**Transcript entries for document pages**
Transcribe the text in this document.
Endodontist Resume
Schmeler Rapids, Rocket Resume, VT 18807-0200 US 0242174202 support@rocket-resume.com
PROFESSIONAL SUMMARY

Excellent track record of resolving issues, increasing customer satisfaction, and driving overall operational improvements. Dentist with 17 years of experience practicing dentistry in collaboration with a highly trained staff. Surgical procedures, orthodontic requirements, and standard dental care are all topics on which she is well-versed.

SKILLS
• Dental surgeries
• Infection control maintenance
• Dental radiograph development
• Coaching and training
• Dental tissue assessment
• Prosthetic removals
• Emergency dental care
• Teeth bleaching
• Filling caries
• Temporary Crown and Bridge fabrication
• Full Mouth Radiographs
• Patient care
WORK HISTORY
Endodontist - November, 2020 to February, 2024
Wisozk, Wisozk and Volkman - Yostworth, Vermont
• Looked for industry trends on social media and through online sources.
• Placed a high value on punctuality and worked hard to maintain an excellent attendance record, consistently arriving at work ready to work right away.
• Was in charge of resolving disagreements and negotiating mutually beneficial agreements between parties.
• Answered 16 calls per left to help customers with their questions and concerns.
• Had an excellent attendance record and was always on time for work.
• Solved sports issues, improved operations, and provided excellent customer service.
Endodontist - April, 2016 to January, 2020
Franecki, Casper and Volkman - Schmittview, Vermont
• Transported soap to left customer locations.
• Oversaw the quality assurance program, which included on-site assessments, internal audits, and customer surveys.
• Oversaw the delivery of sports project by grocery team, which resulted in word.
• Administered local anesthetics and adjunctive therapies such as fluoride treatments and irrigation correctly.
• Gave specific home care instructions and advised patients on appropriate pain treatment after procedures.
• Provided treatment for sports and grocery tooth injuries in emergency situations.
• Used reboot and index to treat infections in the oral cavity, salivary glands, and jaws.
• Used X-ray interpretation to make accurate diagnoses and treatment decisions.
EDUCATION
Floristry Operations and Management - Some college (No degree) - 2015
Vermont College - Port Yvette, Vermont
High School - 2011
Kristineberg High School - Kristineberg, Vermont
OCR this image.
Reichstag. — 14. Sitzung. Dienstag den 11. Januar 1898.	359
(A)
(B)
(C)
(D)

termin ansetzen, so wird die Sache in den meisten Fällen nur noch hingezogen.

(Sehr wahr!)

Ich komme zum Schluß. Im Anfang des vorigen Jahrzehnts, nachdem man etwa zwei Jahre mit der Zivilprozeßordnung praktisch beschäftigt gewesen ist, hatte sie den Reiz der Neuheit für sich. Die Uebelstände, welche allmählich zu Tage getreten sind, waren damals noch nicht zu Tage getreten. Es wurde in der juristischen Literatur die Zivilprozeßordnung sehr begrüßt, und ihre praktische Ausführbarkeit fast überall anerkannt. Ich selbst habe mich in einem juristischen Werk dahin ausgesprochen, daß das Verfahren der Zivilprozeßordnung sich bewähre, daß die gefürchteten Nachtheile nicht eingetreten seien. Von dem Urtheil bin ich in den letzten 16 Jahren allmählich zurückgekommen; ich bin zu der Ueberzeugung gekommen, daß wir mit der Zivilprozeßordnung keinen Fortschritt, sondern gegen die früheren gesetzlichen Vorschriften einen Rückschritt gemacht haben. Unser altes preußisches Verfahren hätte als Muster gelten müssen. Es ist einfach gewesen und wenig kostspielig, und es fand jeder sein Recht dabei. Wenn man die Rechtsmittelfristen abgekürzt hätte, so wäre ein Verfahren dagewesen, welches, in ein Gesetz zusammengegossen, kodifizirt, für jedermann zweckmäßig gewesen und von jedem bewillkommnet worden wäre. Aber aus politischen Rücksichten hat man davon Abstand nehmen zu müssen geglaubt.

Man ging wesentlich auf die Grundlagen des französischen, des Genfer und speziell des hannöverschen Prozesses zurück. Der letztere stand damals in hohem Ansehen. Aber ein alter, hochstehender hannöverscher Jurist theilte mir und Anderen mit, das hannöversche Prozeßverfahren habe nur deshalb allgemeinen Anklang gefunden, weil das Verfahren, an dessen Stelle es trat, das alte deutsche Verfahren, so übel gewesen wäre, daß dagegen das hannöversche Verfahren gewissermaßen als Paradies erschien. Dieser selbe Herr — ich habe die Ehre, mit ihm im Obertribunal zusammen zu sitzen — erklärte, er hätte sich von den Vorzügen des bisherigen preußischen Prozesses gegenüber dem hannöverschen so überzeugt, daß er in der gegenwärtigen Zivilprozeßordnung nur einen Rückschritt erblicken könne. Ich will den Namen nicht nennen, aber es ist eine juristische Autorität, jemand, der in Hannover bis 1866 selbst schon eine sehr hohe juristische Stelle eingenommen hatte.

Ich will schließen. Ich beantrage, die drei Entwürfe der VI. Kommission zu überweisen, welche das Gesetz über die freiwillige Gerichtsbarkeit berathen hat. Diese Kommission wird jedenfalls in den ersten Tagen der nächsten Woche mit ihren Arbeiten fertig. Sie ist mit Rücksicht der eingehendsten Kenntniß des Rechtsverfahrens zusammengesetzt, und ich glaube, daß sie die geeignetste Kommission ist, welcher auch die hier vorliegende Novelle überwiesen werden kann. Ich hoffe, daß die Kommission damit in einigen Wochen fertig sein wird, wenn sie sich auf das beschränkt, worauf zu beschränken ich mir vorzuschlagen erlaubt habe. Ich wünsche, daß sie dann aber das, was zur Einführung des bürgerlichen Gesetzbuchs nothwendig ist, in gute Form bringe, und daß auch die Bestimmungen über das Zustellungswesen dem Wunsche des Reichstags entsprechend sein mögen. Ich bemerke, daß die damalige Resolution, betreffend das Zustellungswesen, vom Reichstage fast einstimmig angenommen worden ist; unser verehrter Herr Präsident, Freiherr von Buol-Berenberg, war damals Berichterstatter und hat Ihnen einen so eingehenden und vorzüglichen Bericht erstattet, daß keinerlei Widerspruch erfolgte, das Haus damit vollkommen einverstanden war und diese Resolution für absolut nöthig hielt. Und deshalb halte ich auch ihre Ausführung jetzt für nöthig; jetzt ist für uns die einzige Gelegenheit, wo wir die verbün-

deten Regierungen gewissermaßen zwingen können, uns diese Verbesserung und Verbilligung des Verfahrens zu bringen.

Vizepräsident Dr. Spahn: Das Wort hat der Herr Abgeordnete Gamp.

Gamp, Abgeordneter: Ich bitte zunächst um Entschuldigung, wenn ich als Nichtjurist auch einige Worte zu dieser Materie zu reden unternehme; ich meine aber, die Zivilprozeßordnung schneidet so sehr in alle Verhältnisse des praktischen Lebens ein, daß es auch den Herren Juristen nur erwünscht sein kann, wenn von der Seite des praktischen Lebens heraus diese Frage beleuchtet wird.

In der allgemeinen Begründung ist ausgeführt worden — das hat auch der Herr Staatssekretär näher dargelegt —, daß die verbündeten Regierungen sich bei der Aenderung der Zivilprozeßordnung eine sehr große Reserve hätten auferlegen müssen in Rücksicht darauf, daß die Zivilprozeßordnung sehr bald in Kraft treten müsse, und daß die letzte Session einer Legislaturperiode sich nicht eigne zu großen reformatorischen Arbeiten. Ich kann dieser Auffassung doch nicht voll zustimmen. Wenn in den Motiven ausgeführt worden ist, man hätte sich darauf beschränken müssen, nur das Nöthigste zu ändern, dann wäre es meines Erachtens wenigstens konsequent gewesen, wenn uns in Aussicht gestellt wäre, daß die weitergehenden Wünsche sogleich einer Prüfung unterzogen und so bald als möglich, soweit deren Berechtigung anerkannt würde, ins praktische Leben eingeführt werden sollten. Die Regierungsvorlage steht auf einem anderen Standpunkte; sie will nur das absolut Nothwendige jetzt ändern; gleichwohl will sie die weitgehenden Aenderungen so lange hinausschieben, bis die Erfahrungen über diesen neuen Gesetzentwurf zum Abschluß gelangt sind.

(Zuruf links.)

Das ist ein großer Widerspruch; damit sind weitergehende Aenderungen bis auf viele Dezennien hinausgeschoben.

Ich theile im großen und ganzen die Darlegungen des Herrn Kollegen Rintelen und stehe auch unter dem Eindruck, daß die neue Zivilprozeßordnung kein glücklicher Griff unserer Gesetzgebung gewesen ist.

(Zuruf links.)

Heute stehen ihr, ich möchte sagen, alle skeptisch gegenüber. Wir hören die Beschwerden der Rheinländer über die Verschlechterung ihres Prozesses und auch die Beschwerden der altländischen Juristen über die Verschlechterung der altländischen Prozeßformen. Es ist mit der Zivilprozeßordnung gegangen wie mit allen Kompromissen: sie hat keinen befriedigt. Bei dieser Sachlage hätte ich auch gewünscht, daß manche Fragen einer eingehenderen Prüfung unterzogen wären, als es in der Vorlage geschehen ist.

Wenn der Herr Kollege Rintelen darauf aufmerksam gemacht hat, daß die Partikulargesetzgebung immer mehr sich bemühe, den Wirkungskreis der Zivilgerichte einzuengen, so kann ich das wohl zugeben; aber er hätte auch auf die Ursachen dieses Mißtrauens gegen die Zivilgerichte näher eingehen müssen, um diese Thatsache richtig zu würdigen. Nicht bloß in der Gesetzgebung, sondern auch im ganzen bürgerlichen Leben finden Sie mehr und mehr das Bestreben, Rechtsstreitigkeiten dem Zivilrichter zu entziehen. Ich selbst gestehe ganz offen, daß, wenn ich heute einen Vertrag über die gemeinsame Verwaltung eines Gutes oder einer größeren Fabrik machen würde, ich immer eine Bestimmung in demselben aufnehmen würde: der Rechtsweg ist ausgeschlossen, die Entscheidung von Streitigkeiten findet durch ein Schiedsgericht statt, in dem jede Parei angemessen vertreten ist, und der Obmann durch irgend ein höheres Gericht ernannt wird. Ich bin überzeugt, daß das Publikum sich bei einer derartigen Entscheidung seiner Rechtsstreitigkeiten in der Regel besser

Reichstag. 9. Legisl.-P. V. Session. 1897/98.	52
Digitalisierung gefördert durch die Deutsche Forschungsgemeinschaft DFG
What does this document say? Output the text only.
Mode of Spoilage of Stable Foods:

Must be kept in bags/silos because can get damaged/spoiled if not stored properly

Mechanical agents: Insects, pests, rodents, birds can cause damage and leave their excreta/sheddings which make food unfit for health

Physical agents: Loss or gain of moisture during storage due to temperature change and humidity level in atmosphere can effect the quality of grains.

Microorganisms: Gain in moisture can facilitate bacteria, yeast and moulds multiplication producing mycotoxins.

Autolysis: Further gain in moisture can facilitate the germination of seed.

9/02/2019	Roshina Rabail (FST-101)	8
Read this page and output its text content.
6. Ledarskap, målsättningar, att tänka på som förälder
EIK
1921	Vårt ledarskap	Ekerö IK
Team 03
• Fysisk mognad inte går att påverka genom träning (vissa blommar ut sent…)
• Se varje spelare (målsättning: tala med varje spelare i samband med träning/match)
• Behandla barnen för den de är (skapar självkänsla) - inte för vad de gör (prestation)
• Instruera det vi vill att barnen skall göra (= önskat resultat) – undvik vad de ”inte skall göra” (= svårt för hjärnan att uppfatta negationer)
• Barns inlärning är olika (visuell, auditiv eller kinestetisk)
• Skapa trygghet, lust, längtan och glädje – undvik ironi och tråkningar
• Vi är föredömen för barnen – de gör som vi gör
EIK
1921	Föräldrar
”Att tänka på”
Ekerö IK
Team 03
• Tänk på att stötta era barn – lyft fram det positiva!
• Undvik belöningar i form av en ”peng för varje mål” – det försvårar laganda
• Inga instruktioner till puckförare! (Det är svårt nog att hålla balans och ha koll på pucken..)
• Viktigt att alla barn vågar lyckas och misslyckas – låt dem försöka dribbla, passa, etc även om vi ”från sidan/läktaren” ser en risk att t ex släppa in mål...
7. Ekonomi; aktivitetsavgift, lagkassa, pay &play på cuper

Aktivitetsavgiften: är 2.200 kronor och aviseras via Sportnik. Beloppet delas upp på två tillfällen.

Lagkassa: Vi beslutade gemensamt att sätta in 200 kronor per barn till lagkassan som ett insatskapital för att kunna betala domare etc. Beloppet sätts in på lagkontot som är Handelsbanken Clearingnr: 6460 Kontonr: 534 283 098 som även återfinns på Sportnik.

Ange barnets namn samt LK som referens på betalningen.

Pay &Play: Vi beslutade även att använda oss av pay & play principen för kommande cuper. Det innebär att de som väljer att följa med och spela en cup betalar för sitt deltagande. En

**Activity**
The word to find is "Gamp". Copy every line of the data that holds it.

**Response box**
Vizepräsident Dr. Spahn: Das Wort hat der Herr Abgeordnete Gamp.
Gamp, Abgeordneter: Ich bitte zunächst um Entschuldigung, wenn ich als Nichtjurist auch einige Worte zu dieser Materie zu reden unternehme; ich meine aber, die Zivilprozeßordnung schneidet so sehr in alle Verhältnisse des praktischen Lebens ein, daß es auch den Herren Juristen nur erwünscht sein kann, wenn von der Seite des praktischen Lebens heraus diese Frage beleuchtet wird.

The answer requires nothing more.